Short problem | Gather every line that includes the word "Safety", please.

Dataset entries
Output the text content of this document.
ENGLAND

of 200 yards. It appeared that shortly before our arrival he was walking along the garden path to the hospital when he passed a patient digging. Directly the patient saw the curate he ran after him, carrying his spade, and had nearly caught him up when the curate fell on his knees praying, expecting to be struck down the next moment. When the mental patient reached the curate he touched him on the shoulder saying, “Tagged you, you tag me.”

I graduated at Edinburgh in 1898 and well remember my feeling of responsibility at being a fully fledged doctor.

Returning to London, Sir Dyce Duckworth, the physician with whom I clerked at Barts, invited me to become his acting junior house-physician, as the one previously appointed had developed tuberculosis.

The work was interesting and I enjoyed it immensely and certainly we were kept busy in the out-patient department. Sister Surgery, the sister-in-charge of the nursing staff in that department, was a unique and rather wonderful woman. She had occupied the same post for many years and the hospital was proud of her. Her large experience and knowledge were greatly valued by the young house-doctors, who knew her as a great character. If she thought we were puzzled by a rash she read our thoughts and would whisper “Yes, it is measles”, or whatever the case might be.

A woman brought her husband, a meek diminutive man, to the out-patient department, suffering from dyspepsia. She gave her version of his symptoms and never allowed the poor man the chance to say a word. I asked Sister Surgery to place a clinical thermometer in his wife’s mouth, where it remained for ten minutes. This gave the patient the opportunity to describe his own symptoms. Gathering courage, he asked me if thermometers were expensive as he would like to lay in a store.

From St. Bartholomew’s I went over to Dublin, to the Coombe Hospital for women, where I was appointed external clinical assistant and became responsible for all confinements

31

* * *

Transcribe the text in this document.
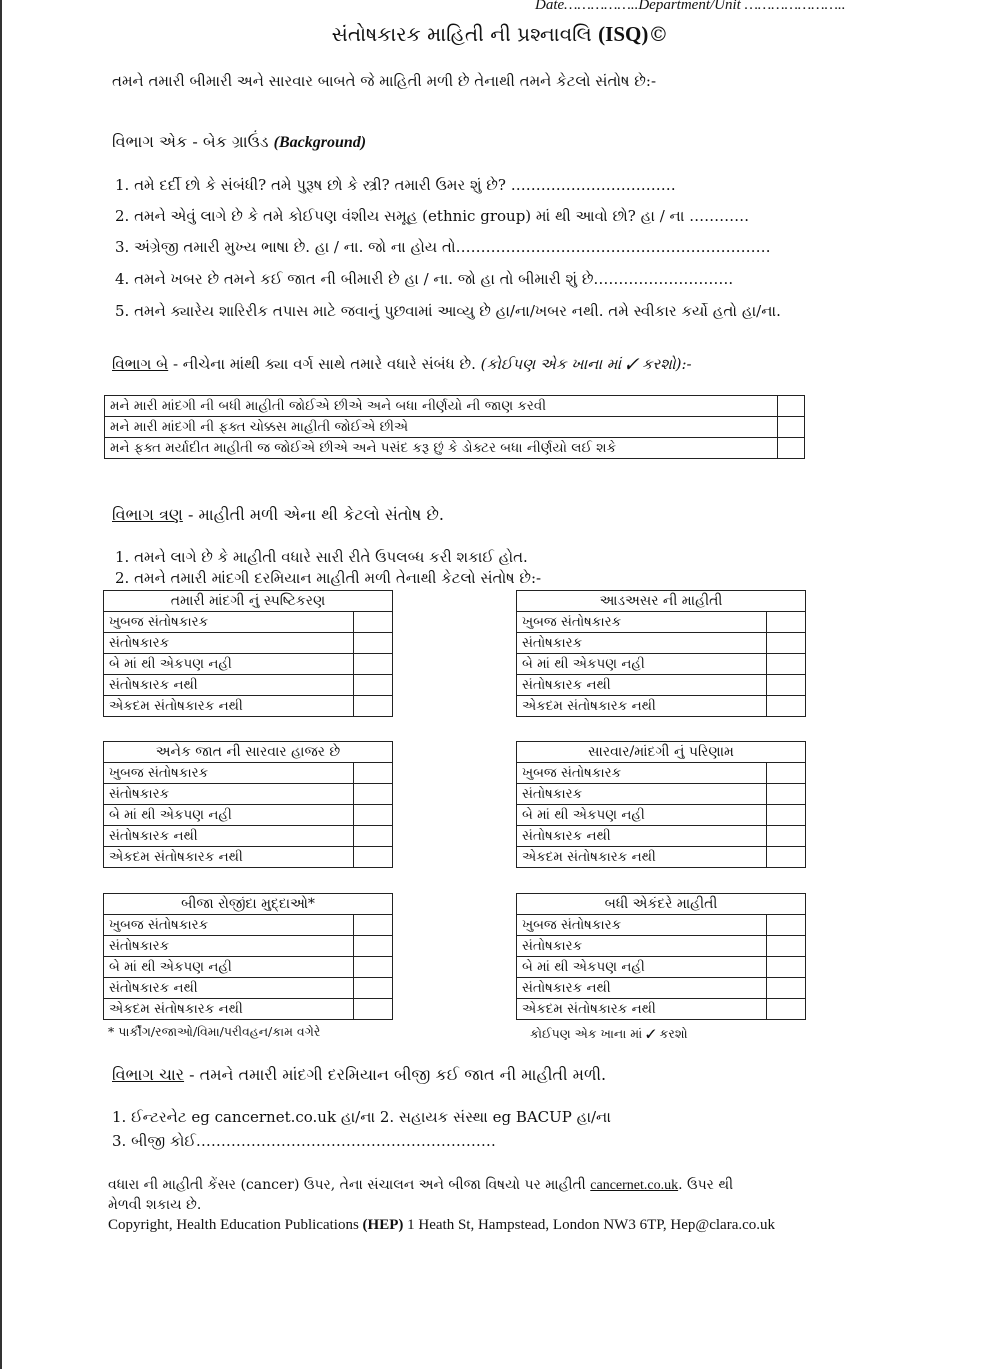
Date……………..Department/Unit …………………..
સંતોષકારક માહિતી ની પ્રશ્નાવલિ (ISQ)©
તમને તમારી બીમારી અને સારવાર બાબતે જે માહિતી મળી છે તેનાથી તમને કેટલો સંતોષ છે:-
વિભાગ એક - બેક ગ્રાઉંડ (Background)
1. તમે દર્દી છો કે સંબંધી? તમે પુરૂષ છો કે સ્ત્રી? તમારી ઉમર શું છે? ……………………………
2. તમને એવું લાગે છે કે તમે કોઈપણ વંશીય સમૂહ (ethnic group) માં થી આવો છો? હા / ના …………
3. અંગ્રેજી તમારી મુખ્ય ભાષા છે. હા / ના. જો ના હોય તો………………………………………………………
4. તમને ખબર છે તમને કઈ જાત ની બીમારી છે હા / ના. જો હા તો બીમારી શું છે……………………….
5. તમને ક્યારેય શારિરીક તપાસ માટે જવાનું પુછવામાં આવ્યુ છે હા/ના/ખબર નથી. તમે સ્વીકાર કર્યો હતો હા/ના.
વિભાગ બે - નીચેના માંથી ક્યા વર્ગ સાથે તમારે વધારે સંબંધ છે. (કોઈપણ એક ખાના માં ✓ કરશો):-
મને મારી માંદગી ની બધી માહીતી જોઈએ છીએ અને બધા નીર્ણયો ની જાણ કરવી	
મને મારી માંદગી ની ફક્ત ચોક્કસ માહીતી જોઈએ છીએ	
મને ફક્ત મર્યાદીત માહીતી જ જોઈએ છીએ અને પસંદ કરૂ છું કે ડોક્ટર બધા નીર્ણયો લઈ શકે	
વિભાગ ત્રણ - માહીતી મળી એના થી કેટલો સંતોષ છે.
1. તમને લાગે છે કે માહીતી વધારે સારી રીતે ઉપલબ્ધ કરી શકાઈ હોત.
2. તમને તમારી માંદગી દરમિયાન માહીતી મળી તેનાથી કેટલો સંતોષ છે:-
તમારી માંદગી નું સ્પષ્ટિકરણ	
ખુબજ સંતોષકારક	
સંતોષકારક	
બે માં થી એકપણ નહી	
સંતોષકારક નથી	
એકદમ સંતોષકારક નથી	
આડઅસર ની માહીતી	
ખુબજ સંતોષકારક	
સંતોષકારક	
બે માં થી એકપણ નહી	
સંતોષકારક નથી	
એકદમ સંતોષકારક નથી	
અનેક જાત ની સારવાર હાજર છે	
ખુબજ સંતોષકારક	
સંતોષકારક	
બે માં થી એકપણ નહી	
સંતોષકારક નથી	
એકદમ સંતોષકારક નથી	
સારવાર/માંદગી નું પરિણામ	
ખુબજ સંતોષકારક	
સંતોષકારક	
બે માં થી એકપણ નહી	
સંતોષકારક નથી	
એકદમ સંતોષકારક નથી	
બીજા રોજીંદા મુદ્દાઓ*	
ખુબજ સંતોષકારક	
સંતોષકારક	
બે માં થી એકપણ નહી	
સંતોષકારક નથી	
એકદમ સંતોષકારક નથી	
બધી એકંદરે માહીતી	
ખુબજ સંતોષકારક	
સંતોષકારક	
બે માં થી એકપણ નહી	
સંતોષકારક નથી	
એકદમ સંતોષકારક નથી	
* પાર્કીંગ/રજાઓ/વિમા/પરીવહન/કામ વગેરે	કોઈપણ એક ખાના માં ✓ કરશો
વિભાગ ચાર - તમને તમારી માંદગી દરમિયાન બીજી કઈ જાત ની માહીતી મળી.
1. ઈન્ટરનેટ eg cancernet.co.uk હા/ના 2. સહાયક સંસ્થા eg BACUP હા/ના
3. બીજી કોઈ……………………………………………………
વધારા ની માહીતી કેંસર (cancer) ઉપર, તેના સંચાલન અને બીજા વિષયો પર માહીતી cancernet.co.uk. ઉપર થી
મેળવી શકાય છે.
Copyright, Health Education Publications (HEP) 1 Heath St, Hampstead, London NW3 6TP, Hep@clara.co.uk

--

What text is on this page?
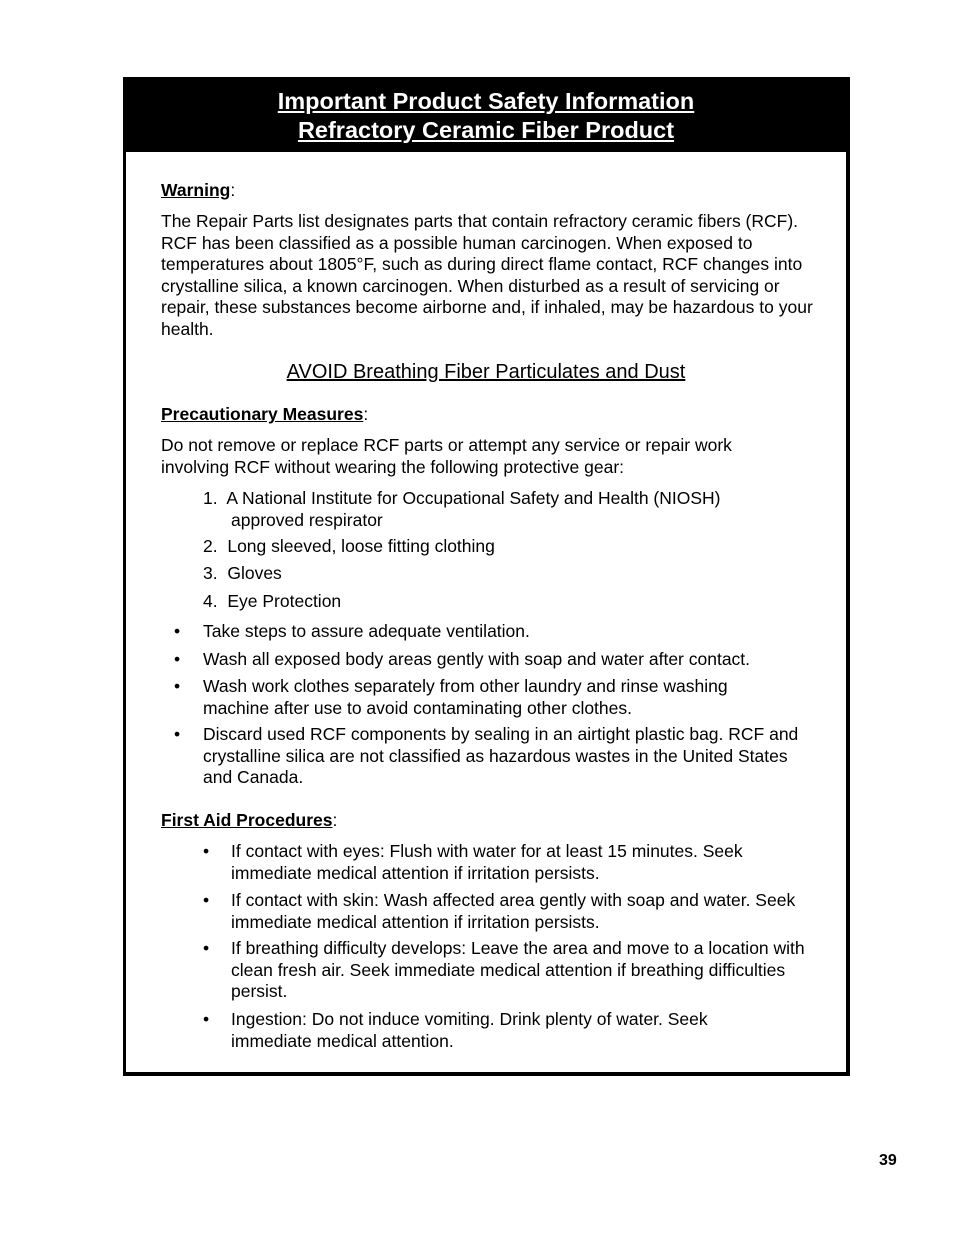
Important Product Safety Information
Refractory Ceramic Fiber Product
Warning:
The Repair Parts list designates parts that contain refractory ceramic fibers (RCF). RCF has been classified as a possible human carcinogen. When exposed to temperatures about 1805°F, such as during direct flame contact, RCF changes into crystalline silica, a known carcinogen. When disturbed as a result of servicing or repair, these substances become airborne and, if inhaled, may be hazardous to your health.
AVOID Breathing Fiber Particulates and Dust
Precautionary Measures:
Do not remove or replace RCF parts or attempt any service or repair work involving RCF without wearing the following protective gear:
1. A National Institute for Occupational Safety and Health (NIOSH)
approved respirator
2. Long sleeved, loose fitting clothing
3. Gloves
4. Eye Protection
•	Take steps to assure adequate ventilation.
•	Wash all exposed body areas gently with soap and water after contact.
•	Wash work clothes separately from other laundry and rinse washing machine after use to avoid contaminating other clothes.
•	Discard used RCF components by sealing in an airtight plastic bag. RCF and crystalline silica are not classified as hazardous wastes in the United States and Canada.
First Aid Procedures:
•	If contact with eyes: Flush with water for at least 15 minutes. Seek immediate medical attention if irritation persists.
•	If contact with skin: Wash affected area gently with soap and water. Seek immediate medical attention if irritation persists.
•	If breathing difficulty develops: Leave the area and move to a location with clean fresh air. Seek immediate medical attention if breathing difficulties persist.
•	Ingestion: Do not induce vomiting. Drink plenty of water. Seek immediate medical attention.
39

Output for this task |
Important Product Safety Information
1. A National Institute for Occupational Safety and Health (NIOSH)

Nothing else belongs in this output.